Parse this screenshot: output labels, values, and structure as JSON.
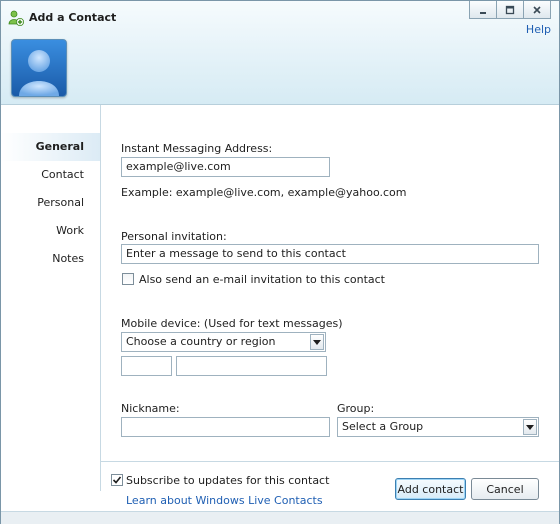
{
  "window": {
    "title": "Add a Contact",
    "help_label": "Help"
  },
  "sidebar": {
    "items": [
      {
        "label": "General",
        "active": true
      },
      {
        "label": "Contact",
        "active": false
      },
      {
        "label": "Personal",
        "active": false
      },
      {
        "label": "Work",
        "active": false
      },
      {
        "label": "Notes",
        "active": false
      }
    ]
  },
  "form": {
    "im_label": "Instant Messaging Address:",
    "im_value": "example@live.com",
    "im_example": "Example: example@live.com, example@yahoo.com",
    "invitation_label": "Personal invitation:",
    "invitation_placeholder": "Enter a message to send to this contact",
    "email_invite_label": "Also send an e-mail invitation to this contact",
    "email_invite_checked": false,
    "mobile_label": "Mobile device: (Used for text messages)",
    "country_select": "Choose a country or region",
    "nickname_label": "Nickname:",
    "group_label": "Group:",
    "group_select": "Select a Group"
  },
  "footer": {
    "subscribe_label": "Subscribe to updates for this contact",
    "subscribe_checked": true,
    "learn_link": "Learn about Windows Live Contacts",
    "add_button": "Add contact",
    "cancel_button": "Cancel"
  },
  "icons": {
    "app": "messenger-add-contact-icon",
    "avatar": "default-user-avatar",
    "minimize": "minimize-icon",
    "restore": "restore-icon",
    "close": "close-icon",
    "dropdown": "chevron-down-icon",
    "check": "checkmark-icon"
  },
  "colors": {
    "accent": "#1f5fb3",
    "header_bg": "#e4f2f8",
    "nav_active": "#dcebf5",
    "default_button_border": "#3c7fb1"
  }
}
--- --- ---
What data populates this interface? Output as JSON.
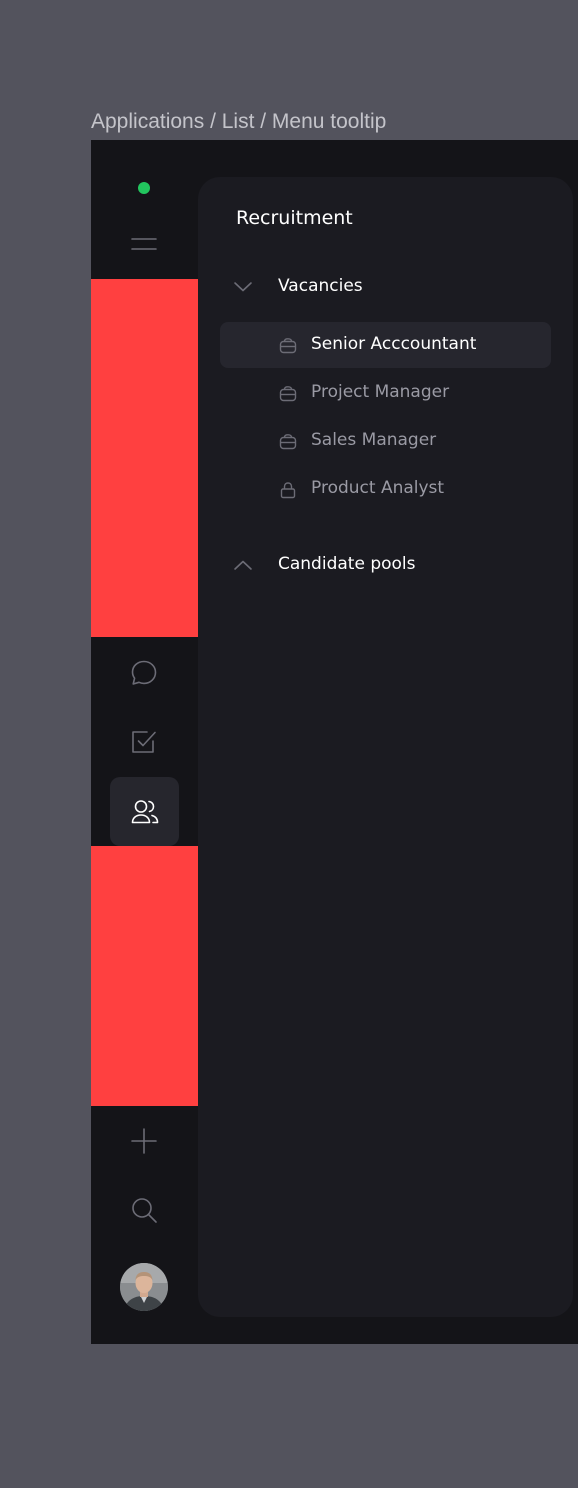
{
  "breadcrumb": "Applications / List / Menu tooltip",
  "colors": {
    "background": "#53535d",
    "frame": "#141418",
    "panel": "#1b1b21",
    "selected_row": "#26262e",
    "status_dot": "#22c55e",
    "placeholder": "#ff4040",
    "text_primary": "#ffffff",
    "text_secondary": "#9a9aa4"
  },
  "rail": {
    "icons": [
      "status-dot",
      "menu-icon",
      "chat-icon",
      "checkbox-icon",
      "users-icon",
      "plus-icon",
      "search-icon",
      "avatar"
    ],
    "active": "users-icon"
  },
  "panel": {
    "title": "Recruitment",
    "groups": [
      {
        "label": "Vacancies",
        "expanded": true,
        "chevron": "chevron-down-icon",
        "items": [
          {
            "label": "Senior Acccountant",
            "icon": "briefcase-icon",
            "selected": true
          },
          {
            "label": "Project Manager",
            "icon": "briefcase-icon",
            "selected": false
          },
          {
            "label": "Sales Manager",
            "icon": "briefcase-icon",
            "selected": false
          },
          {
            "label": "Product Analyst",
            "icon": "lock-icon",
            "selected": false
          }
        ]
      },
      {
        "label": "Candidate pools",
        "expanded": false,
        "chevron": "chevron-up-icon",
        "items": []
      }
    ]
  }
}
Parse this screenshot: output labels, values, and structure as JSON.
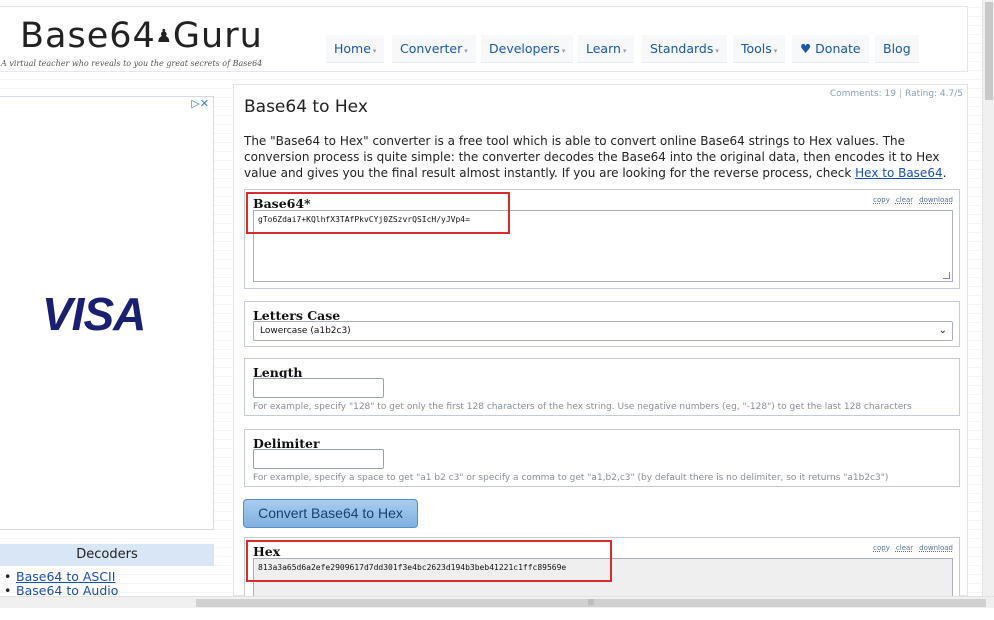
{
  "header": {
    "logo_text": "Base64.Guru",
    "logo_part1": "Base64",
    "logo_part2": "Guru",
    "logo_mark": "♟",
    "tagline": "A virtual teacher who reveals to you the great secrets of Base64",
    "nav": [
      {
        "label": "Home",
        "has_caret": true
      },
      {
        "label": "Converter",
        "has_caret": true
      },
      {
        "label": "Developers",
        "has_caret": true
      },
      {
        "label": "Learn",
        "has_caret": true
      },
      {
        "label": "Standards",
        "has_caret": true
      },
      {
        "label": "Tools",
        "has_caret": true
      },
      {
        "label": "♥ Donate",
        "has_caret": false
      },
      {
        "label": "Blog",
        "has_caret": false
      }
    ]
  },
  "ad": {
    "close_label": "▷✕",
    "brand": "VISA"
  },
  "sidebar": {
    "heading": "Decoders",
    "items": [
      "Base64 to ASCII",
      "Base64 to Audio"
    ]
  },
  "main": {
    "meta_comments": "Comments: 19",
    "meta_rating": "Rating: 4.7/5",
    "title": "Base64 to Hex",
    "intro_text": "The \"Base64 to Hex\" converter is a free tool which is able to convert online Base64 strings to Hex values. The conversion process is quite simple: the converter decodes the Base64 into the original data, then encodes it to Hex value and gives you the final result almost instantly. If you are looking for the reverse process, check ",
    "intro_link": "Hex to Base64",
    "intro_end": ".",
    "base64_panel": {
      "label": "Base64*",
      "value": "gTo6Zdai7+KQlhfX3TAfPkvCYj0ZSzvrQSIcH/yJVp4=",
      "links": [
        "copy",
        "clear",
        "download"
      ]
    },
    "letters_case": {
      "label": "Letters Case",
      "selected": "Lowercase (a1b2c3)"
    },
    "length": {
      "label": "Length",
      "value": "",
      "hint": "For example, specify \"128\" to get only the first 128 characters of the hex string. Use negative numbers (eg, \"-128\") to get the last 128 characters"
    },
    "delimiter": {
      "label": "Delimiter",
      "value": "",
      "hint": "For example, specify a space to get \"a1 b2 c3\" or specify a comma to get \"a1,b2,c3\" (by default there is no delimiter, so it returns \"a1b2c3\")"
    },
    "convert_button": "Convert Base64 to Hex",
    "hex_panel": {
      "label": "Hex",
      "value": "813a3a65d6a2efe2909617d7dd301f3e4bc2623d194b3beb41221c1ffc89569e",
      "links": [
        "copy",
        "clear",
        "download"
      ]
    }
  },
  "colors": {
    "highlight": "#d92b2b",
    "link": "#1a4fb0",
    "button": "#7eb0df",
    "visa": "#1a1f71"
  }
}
--- --- ---
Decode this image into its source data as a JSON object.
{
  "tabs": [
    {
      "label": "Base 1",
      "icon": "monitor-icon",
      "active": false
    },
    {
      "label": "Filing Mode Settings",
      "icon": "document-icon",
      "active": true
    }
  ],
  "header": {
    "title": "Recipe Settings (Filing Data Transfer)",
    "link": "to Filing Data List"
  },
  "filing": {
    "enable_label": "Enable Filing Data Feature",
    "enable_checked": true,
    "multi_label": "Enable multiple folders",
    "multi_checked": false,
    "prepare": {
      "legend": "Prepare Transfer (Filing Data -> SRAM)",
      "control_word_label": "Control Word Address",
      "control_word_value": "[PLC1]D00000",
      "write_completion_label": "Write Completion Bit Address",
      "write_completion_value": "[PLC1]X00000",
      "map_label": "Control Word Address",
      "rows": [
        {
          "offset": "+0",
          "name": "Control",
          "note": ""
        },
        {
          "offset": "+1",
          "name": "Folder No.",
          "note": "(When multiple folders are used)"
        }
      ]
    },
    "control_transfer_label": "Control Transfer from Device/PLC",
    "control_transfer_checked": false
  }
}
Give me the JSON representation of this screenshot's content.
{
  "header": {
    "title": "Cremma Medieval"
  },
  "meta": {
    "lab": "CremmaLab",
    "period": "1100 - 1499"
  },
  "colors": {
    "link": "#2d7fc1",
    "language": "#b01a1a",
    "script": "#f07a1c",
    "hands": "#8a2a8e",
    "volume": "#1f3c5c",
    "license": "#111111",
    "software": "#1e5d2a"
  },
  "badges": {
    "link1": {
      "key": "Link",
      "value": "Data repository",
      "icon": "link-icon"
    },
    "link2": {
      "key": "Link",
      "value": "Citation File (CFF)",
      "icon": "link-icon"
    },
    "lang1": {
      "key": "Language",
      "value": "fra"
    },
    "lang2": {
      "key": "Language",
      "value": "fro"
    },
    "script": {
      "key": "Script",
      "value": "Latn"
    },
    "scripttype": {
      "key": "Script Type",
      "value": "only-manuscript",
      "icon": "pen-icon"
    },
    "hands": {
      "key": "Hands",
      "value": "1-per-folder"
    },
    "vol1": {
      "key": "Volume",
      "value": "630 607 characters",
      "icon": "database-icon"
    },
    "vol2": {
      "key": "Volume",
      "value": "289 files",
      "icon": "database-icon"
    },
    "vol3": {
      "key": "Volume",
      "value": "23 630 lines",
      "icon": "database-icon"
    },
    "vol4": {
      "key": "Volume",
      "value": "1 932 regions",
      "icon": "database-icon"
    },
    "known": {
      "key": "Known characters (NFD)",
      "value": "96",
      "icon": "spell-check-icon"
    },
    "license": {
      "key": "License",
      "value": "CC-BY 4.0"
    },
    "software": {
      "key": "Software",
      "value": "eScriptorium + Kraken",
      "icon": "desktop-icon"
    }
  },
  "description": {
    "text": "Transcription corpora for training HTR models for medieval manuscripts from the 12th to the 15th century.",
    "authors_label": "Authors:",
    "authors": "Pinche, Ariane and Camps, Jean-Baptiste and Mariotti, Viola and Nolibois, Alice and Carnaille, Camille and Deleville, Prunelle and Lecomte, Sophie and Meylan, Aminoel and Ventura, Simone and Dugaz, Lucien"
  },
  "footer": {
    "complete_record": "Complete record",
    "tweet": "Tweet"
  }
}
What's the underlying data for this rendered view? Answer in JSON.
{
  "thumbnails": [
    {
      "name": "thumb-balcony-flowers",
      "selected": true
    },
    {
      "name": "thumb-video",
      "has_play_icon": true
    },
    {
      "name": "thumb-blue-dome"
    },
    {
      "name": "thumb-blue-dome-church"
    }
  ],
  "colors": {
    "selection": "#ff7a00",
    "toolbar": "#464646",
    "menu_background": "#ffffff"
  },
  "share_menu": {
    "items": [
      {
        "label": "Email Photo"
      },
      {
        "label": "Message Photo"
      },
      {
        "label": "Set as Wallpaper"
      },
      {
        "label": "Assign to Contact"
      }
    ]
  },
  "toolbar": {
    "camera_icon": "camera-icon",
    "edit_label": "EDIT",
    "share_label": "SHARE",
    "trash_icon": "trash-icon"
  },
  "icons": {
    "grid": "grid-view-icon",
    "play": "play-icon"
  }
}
--- --- ---
- Work to complete -
Search the records above for the string "send". Copy every line that contains it.

- Exercise answer -
    "invitation_placeholder": "Enter a message to send to this contact",
    "email_invite_label": "Also send an e-mail invitation to this contact",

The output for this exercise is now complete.